* WHAT THIS TASK INVOLVES
Copy each line exactly. Leave nothing out.

* RECORDS SHOWN
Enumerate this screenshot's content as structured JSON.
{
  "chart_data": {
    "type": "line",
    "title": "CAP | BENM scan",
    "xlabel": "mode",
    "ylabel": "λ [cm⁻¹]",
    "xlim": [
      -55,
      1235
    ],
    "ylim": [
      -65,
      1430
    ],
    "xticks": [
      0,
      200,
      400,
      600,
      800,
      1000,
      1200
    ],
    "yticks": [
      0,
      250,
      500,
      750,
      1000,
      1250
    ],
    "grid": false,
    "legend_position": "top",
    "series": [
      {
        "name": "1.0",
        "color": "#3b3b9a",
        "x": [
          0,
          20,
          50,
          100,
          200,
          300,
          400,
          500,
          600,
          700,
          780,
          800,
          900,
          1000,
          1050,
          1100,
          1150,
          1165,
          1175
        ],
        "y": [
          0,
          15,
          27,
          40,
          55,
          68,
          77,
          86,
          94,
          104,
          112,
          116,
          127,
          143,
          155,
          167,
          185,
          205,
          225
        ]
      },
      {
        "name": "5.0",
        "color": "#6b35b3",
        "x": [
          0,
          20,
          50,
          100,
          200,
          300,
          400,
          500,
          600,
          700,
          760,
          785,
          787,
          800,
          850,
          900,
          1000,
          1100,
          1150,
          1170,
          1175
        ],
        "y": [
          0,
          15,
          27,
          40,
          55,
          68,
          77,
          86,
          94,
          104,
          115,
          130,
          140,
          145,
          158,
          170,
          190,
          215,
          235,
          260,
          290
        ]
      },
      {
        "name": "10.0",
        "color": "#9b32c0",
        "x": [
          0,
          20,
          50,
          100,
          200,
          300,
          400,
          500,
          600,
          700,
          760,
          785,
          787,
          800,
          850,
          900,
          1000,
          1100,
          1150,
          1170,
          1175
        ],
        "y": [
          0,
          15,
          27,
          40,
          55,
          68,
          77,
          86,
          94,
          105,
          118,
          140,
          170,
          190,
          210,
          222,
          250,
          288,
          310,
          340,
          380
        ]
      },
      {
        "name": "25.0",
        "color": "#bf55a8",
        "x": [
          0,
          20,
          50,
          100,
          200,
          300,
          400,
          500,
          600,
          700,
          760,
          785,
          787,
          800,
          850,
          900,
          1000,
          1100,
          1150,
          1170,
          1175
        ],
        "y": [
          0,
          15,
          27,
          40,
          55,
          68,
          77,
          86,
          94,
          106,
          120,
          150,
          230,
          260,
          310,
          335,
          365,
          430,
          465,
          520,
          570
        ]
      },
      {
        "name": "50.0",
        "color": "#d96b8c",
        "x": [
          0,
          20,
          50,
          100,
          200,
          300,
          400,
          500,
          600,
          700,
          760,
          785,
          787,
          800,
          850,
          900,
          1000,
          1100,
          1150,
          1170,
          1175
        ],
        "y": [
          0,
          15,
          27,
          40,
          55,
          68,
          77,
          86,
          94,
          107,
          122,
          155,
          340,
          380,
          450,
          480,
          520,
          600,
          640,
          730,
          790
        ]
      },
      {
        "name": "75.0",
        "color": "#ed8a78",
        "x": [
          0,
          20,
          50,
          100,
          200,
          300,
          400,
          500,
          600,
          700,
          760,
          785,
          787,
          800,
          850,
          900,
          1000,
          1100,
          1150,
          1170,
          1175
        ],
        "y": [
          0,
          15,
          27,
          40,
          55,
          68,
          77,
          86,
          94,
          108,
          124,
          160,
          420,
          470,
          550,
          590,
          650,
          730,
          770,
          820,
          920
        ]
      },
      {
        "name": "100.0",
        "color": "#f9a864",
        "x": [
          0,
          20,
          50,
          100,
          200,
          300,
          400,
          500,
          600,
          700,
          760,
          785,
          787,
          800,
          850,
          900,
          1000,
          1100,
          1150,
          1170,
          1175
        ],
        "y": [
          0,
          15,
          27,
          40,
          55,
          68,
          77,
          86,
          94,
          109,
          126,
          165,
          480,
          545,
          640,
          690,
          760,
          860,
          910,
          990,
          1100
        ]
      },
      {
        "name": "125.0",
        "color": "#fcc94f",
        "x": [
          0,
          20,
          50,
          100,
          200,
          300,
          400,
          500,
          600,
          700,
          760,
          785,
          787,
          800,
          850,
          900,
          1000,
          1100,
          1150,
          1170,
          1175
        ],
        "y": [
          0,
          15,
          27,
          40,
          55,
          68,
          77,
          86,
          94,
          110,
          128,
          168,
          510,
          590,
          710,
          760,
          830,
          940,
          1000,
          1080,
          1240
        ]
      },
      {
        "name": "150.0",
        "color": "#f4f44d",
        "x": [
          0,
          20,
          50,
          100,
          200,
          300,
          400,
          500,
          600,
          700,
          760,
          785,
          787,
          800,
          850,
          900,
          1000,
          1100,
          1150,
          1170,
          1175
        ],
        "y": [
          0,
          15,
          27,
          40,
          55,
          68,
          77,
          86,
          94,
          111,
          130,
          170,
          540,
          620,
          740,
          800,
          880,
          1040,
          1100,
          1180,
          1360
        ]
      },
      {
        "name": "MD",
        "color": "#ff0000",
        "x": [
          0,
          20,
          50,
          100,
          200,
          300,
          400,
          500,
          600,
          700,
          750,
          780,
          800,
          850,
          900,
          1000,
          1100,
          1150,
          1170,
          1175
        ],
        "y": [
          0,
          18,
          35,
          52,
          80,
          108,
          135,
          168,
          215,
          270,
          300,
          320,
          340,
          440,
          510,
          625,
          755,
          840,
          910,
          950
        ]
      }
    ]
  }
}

* RESPONSE TO THE EXERCISE
Enumerate this screenshot's content as structured JSON.
{
  "chart_data": {
    "type": "line",
    "title": "CAP | BENM scan",
    "xlabel": "mode",
    "ylabel": "λ [cm⁻¹]",
    "xlim": [
      -55,
      1235
    ],
    "ylim": [
      -65,
      1430
    ],
    "xticks": [
      0,
      200,
      400,
      600,
      800,
      1000,
      1200
    ],
    "yticks": [
      0,
      250,
      500,
      750,
      1000,
      1250
    ],
    "grid": false,
    "legend_position": "top",
    "series": [
      {
        "name": "1.0",
        "color": "#3b3b9a",
        "x": [
          0,
          20,
          50,
          100,
          200,
          300,
          400,
          500,
          600,
          700,
          780,
          800,
          900,
          1000,
          1050,
          1100,
          1150,
          1165,
          1175
        ],
        "y": [
          0,
          15,
          27,
          40,
          55,
          68,
          77,
          86,
          94,
          104,
          112,
          116,
          127,
          143,
          155,
          167,
          185,
          205,
          225
        ]
      },
      {
        "name": "5.0",
        "color": "#6b35b3",
        "x": [
          0,
          20,
          50,
          100,
          200,
          300,
          400,
          500,
          600,
          700,
          760,
          785,
          787,
          800,
          850,
          900,
          1000,
          1100,
          1150,
          1170,
          1175
        ],
        "y": [
          0,
          15,
          27,
          40,
          55,
          68,
          77,
          86,
          94,
          104,
          115,
          130,
          140,
          145,
          158,
          170,
          190,
          215,
          235,
          260,
          290
        ]
      },
      {
        "name": "10.0",
        "color": "#9b32c0",
        "x": [
          0,
          20,
          50,
          100,
          200,
          300,
          400,
          500,
          600,
          700,
          760,
          785,
          787,
          800,
          850,
          900,
          1000,
          1100,
          1150,
          1170,
          1175
        ],
        "y": [
          0,
          15,
          27,
          40,
          55,
          68,
          77,
          86,
          94,
          105,
          118,
          140,
          170,
          190,
          210,
          222,
          250,
          288,
          310,
          340,
          380
        ]
      },
      {
        "name": "25.0",
        "color": "#bf55a8",
        "x": [
          0,
          20,
          50,
          100,
          200,
          300,
          400,
          500,
          600,
          700,
          760,
          785,
          787,
          800,
          850,
          900,
          1000,
          1100,
          1150,
          1170,
          1175
        ],
        "y": [
          0,
          15,
          27,
          40,
          55,
          68,
          77,
          86,
          94,
          106,
          120,
          150,
          230,
          260,
          310,
          335,
          365,
          430,
          465,
          520,
          570
        ]
      },
      {
        "name": "50.0",
        "color": "#d96b8c",
        "x": [
          0,
          20,
          50,
          100,
          200,
          300,
          400,
          500,
          600,
          700,
          760,
          785,
          787,
          800,
          850,
          900,
          1000,
          1100,
          1150,
          1170,
          1175
        ],
        "y": [
          0,
          15,
          27,
          40,
          55,
          68,
          77,
          86,
          94,
          107,
          122,
          155,
          340,
          380,
          450,
          480,
          520,
          600,
          640,
          730,
          790
        ]
      },
      {
        "name": "75.0",
        "color": "#ed8a78",
        "x": [
          0,
          20,
          50,
          100,
          200,
          300,
          400,
          500,
          600,
          700,
          760,
          785,
          787,
          800,
          850,
          900,
          1000,
          1100,
          1150,
          1170,
          1175
        ],
        "y": [
          0,
          15,
          27,
          40,
          55,
          68,
          77,
          86,
          94,
          108,
          124,
          160,
          420,
          470,
          550,
          590,
          650,
          730,
          770,
          820,
          920
        ]
      },
      {
        "name": "100.0",
        "color": "#f9a864",
        "x": [
          0,
          20,
          50,
          100,
          200,
          300,
          400,
          500,
          600,
          700,
          760,
          785,
          787,
          800,
          850,
          900,
          1000,
          1100,
          1150,
          1170,
          1175
        ],
        "y": [
          0,
          15,
          27,
          40,
          55,
          68,
          77,
          86,
          94,
          109,
          126,
          165,
          480,
          545,
          640,
          690,
          760,
          860,
          910,
          990,
          1100
        ]
      },
      {
        "name": "125.0",
        "color": "#fcc94f",
        "x": [
          0,
          20,
          50,
          100,
          200,
          300,
          400,
          500,
          600,
          700,
          760,
          785,
          787,
          800,
          850,
          900,
          1000,
          1100,
          1150,
          1170,
          1175
        ],
        "y": [
          0,
          15,
          27,
          40,
          55,
          68,
          77,
          86,
          94,
          110,
          128,
          168,
          510,
          590,
          710,
          760,
          830,
          940,
          1000,
          1080,
          1240
        ]
      },
      {
        "name": "150.0",
        "color": "#f4f44d",
        "x": [
          0,
          20,
          50,
          100,
          200,
          300,
          400,
          500,
          600,
          700,
          760,
          785,
          787,
          800,
          850,
          900,
          1000,
          1100,
          1150,
          1170,
          1175
        ],
        "y": [
          0,
          15,
          27,
          40,
          55,
          68,
          77,
          86,
          94,
          111,
          130,
          170,
          540,
          620,
          740,
          800,
          880,
          1040,
          1100,
          1180,
          1360
        ]
      },
      {
        "name": "MD",
        "color": "#ff0000",
        "x": [
          0,
          20,
          50,
          100,
          200,
          300,
          400,
          500,
          600,
          700,
          750,
          780,
          800,
          850,
          900,
          1000,
          1100,
          1150,
          1170,
          1175
        ],
        "y": [
          0,
          18,
          35,
          52,
          80,
          108,
          135,
          168,
          215,
          270,
          300,
          320,
          340,
          440,
          510,
          625,
          755,
          840,
          910,
          950
        ]
      }
    ]
  }
}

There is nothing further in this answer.